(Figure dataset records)
- - -

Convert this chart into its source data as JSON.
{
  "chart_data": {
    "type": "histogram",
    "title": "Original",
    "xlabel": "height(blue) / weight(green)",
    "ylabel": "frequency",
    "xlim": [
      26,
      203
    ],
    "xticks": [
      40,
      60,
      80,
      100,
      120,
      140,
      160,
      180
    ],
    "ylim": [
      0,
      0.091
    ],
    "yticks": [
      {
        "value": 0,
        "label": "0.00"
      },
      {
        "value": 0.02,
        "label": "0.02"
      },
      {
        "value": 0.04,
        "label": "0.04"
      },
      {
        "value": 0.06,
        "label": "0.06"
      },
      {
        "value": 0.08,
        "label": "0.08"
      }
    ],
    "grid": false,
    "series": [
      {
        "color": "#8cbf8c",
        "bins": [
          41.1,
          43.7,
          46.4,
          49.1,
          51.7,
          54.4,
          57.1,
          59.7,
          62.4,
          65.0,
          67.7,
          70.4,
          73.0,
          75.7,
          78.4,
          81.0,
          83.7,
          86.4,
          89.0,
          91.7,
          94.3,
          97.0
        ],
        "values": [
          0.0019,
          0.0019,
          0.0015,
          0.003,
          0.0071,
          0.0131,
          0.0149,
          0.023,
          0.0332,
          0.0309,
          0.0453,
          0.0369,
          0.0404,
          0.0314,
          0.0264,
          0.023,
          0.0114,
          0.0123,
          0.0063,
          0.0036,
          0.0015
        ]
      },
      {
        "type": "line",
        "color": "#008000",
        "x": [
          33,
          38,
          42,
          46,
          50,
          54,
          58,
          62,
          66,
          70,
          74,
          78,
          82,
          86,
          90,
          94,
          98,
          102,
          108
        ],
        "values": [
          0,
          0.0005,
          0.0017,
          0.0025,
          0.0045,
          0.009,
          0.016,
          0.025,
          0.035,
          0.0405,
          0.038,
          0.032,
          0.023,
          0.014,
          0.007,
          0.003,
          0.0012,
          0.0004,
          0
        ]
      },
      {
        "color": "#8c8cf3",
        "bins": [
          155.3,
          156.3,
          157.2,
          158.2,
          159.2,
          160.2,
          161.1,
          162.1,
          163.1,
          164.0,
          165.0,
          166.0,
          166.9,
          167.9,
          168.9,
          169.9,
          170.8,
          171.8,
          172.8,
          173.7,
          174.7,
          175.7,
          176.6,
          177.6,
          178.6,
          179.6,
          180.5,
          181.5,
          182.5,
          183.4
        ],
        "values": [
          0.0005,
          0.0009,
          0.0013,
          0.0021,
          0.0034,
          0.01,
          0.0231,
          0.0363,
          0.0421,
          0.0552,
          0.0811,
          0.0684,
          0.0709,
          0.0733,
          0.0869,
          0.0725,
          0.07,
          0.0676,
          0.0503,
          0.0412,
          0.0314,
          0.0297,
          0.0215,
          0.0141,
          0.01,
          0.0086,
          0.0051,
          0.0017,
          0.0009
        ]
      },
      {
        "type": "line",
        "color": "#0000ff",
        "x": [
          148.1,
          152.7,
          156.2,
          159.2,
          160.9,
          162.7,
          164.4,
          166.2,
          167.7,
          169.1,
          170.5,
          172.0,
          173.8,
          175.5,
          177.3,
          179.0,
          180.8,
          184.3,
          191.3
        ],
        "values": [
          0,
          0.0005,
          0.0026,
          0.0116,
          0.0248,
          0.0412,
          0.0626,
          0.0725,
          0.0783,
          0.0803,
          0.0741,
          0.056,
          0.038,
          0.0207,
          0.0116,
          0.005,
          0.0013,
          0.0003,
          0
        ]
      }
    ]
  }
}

- - -

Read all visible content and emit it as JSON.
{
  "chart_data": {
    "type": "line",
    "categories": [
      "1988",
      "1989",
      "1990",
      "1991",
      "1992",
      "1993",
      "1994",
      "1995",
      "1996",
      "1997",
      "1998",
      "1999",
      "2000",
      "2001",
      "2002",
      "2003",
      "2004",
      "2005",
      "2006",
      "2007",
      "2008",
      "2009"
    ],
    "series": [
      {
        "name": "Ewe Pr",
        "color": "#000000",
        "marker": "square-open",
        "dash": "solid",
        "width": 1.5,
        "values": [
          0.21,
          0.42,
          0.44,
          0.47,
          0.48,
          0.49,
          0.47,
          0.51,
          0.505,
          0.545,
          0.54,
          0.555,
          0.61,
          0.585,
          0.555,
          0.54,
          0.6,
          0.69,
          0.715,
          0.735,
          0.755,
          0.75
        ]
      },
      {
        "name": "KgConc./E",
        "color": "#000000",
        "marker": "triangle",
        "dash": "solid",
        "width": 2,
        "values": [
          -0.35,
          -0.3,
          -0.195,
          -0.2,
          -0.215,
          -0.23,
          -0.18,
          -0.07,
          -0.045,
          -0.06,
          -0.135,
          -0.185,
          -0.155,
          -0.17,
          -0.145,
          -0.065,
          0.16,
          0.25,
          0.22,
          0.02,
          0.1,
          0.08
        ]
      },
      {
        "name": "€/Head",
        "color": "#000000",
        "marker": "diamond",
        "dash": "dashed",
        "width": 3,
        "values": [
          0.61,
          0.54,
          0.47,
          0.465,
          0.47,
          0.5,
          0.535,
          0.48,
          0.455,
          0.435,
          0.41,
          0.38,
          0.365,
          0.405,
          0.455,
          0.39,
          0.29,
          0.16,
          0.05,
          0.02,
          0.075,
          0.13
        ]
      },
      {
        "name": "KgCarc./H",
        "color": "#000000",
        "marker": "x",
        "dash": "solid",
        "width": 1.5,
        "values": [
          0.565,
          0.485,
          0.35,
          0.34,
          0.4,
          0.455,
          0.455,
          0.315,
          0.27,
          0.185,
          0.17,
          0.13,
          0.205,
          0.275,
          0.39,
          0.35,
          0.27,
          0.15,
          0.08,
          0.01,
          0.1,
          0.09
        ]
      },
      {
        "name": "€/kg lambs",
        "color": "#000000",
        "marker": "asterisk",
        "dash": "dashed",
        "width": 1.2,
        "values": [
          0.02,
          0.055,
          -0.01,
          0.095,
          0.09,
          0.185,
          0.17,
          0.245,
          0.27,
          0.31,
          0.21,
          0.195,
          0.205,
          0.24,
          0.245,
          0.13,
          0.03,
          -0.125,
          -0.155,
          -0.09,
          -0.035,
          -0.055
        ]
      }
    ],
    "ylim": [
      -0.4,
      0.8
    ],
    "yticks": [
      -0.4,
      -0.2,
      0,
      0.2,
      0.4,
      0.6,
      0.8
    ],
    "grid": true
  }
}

- - -

### AIM
Your task is to collect every line above that contains the word "type".

### OUTPUT
    "type": "histogram",
        "type": "line",
        "type": "line",
    "type": "line",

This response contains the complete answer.